Task requirements: List, from the lines below, each one with "BookMusers" in it.

Extracted records:
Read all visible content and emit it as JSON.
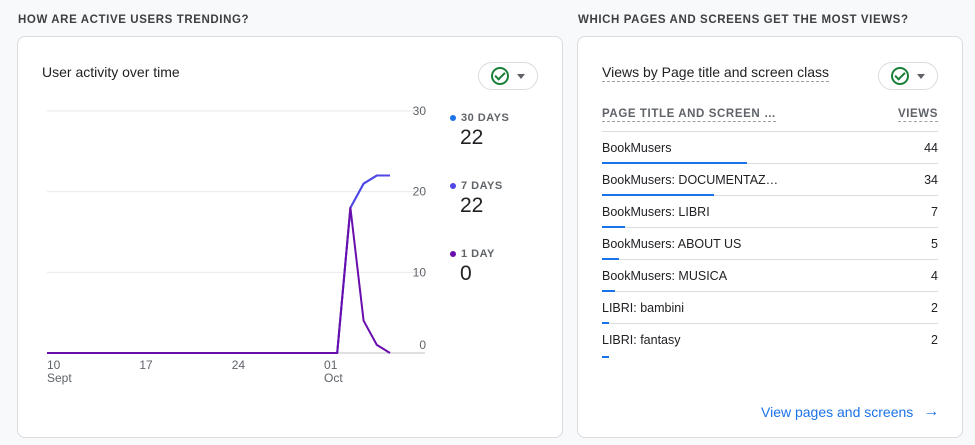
{
  "left_section": {
    "heading": "HOW ARE ACTIVE USERS TRENDING?"
  },
  "right_section": {
    "heading": "WHICH PAGES AND SCREENS GET THE MOST VIEWS?"
  },
  "activity_card": {
    "title": "User activity over time",
    "legend": [
      {
        "label": "30 DAYS",
        "value": "22",
        "color": "#1a73e8"
      },
      {
        "label": "7 DAYS",
        "value": "22",
        "color": "#4f46e5"
      },
      {
        "label": "1 DAY",
        "value": "0",
        "color": "#6a0dad"
      }
    ]
  },
  "views_card": {
    "title": "Views by Page title and screen class",
    "col_page": "PAGE TITLE AND SCREEN …",
    "col_views": "VIEWS",
    "rows": [
      {
        "name": "BookMusers",
        "views": "44"
      },
      {
        "name": "BookMusers: DOCUMENTAZ…",
        "views": "34"
      },
      {
        "name": "BookMusers: LIBRI",
        "views": "7"
      },
      {
        "name": "BookMusers: ABOUT US",
        "views": "5"
      },
      {
        "name": "BookMusers: MUSICA",
        "views": "4"
      },
      {
        "name": "LIBRI: bambini",
        "views": "2"
      },
      {
        "name": "LIBRI: fantasy",
        "views": "2"
      }
    ],
    "link_label": "View pages and screens"
  },
  "chart_data": {
    "type": "line",
    "title": "User activity over time",
    "ylim": [
      0,
      30
    ],
    "y_ticks": [
      "0",
      "10",
      "20",
      "30"
    ],
    "x_ticks": [
      {
        "day": "10",
        "month": "Sept"
      },
      {
        "day": "17",
        "month": ""
      },
      {
        "day": "24",
        "month": ""
      },
      {
        "day": "01",
        "month": "Oct"
      }
    ],
    "x": [
      "09-10",
      "09-11",
      "09-12",
      "09-13",
      "09-14",
      "09-15",
      "09-16",
      "09-17",
      "09-18",
      "09-19",
      "09-20",
      "09-21",
      "09-22",
      "09-23",
      "09-24",
      "09-25",
      "09-26",
      "09-27",
      "09-28",
      "09-29",
      "09-30",
      "10-01",
      "10-02",
      "10-03",
      "10-04",
      "10-05",
      "10-06"
    ],
    "series": [
      {
        "name": "30 DAYS",
        "color": "#1a73e8",
        "values": [
          0,
          0,
          0,
          0,
          0,
          0,
          0,
          0,
          0,
          0,
          0,
          0,
          0,
          0,
          0,
          0,
          0,
          0,
          0,
          0,
          0,
          0,
          0,
          18,
          21,
          22,
          22
        ]
      },
      {
        "name": "7 DAYS",
        "color": "#4f46e5",
        "values": [
          0,
          0,
          0,
          0,
          0,
          0,
          0,
          0,
          0,
          0,
          0,
          0,
          0,
          0,
          0,
          0,
          0,
          0,
          0,
          0,
          0,
          0,
          0,
          18,
          21,
          22,
          22
        ]
      },
      {
        "name": "1 DAY",
        "color": "#6a0dad",
        "values": [
          0,
          0,
          0,
          0,
          0,
          0,
          0,
          0,
          0,
          0,
          0,
          0,
          0,
          0,
          0,
          0,
          0,
          0,
          0,
          0,
          0,
          0,
          0,
          18,
          4,
          1,
          0
        ]
      }
    ],
    "grid": true
  }
}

Response to the task:
        "name": "BookMusers",
        "name": "BookMusers: DOCUMENTAZ…",
        "name": "BookMusers: LIBRI",
        "name": "BookMusers: ABOUT US",
        "name": "BookMusers: MUSICA",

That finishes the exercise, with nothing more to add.